Um YEAH! Okay, I love my husband very much.  He is a great provider, wonderful father and he make me laugh all the time.  But here's the thing about my husband and bugs,  he is a bit of do I put this delicately?  Well, he's a pussy when it comes to bugs.  Always has been.  He hates how they squish when you kill them.  He will kill a fly, no problem, but crawling bugs and spiders.  Forget it.  I don't need him for the flys though, because we have a cat who doesn't let a fly live more than five minutes in our house.  For the most part I don't kill spiders, but pick them up in  tissue and let them free outside.  Unless they're really big, then they might be goners.  Other crawling bugs I usually squish, but yeah, it's the mommy show when it comes to bug wrangling/killing in this house.  However this was one bug I was not touching.  I carried and birthed three kids.  He could trap one weird giant green bug.  I felt that was fair.

"Yes,  you're doing this," I told him.

"But my back...if I step on the couch wrong or something what if my back  goes out?" He was trying to make excuses and I wasn't buying.

[A block of data]
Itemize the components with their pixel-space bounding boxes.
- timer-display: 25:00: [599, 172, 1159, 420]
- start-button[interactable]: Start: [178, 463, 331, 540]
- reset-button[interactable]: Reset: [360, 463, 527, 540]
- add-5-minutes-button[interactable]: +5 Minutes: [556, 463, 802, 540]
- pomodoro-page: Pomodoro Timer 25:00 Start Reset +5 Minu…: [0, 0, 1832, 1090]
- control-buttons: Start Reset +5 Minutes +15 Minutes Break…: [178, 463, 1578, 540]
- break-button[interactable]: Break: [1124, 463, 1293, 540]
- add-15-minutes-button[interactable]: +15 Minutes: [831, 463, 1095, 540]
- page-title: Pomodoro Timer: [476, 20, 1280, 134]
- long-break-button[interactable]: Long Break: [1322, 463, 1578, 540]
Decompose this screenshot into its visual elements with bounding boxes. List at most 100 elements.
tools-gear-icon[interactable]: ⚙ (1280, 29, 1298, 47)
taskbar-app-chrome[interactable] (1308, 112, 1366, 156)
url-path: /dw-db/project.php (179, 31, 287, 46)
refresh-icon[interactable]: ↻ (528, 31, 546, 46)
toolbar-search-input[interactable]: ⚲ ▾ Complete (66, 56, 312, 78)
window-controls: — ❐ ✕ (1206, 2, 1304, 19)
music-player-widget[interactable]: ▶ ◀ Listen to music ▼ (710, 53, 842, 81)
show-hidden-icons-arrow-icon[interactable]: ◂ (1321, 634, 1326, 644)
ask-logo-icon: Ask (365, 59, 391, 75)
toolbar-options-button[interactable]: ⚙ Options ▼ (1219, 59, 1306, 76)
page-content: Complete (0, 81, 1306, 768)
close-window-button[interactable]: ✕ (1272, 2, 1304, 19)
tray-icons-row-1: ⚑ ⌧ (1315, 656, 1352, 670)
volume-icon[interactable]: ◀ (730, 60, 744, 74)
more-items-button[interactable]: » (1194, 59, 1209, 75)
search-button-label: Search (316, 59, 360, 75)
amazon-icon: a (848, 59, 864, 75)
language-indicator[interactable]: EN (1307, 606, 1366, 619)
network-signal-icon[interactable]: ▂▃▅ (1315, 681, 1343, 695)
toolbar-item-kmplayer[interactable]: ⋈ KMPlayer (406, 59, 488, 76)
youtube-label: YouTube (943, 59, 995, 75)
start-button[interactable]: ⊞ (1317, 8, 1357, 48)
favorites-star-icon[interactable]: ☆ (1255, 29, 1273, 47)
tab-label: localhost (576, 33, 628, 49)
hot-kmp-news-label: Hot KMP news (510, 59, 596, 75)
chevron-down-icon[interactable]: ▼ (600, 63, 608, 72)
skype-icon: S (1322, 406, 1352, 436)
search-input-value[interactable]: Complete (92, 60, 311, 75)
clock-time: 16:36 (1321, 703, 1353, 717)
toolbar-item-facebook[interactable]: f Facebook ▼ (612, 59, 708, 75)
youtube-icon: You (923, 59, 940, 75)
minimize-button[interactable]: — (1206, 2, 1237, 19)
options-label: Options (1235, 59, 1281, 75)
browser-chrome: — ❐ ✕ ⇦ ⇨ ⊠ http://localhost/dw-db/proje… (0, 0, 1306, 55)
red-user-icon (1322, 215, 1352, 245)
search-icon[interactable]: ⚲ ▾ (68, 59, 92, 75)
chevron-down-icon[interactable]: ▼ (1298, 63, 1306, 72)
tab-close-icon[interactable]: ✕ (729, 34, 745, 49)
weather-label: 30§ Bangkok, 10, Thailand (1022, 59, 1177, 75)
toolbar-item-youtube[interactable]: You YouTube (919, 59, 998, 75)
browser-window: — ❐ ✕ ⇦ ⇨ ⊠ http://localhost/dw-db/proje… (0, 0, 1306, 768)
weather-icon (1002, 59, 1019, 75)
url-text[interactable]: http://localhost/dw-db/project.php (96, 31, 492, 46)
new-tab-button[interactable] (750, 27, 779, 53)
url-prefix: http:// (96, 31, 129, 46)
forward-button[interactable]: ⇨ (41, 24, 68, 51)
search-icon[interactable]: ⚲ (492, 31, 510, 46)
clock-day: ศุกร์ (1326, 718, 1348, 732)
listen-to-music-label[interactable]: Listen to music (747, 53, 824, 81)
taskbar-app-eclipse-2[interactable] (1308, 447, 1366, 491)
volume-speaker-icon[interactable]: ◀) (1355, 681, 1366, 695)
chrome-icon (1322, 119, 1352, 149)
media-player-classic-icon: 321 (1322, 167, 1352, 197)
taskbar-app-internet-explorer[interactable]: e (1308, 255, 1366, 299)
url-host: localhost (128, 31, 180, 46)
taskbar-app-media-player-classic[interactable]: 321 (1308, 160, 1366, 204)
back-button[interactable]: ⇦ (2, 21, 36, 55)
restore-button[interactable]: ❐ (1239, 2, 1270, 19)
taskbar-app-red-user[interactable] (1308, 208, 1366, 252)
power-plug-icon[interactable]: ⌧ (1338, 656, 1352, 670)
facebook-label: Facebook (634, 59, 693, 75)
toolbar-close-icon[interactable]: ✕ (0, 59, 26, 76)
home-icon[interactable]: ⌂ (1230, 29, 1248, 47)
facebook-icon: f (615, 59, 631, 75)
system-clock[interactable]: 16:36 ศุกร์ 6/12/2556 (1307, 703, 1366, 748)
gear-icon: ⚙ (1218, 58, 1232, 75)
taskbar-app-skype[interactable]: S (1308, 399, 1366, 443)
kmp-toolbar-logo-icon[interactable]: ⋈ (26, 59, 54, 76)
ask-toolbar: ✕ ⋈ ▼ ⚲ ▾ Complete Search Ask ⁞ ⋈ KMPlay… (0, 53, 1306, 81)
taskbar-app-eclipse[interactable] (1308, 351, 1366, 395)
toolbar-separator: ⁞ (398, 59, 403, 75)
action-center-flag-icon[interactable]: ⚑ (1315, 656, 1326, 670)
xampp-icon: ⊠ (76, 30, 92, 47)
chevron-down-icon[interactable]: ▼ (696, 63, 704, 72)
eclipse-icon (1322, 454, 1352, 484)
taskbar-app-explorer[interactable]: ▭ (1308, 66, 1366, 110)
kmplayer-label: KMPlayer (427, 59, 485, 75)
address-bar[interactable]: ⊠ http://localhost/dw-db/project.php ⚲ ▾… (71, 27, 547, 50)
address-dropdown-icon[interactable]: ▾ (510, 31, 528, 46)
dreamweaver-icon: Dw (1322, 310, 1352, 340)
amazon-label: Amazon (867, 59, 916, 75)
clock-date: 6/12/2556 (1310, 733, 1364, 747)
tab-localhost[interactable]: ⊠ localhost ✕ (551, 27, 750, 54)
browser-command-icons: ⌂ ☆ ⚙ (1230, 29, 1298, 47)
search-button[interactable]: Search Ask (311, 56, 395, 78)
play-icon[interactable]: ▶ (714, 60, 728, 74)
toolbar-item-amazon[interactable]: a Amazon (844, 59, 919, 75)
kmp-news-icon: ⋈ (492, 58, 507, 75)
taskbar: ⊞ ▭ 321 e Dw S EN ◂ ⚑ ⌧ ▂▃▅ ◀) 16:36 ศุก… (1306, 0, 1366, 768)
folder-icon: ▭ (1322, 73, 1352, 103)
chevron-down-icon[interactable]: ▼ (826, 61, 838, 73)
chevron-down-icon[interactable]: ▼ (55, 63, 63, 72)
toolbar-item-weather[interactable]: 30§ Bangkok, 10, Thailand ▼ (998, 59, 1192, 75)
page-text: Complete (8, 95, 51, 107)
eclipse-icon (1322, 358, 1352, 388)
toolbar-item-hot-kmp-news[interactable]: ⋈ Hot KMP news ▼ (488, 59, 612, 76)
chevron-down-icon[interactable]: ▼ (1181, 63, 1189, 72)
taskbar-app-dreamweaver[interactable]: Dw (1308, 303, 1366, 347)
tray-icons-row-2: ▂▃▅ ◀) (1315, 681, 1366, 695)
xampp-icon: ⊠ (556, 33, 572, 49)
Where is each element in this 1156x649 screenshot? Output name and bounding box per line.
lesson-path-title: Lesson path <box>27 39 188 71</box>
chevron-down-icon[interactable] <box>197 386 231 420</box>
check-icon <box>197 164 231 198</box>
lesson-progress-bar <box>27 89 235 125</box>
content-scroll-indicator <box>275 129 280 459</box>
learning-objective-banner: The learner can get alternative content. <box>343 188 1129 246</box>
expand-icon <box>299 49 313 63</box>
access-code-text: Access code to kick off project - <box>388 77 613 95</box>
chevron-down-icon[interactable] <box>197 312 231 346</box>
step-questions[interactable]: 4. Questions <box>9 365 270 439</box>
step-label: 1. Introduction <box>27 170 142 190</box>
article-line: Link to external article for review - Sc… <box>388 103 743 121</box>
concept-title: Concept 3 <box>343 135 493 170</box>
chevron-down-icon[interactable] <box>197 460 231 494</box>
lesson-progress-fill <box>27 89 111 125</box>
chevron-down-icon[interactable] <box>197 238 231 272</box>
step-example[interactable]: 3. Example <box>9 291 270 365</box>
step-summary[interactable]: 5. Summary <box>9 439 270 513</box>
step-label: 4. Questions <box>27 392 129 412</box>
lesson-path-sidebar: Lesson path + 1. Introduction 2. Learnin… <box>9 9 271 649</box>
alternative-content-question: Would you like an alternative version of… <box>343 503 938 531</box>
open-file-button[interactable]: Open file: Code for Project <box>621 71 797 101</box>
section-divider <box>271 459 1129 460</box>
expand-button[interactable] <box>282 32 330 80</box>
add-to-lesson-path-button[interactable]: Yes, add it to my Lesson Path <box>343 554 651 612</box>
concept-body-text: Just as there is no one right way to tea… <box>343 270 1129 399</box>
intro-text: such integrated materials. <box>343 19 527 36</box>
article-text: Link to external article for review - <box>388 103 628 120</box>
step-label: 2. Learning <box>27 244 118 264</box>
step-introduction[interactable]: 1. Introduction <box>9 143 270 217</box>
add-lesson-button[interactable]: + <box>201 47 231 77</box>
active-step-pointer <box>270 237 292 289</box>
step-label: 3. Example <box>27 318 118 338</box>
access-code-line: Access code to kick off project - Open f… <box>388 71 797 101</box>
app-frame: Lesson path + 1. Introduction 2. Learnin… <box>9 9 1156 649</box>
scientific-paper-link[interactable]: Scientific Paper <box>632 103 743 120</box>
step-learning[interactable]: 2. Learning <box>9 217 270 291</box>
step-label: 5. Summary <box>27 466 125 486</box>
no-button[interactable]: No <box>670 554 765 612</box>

* **Task to carry out**: Reproduce the entire passage about the husband and bugs word for word, without the data.

* **Output below**:
Um YEAH! Okay, I love my husband very much.  He is a great provider, wonderful father and he make me laugh all the time.  But here's the thing about my husband and bugs,  he is a bit of do I put this delicately?  Well, he's a pussy when it comes to bugs.  Always has been.  He hates how they squish when you kill them.  He will kill a fly, no problem, but crawling bugs and spiders.  Forget it.  I don't need him for the flys though, because we have a cat who doesn't let a fly live more than five minutes in our house.  For the most part I don't kill spiders, but pick them up in  tissue and let them free outside.  Unless they're really big, then they might be goners.  Other crawling bugs I usually squish, but yeah, it's the mommy show when it comes to bug wrangling/killing in this house.  However this was one bug I was not touching.  I carried and birthed three kids.  He could trap one weird giant green bug.  I felt that was fair.

"Yes,  you're doing this," I told him.

"But my back...if I step on the couch wrong or something what if my back  goes out?" He was trying to make excuses and I wasn't buying.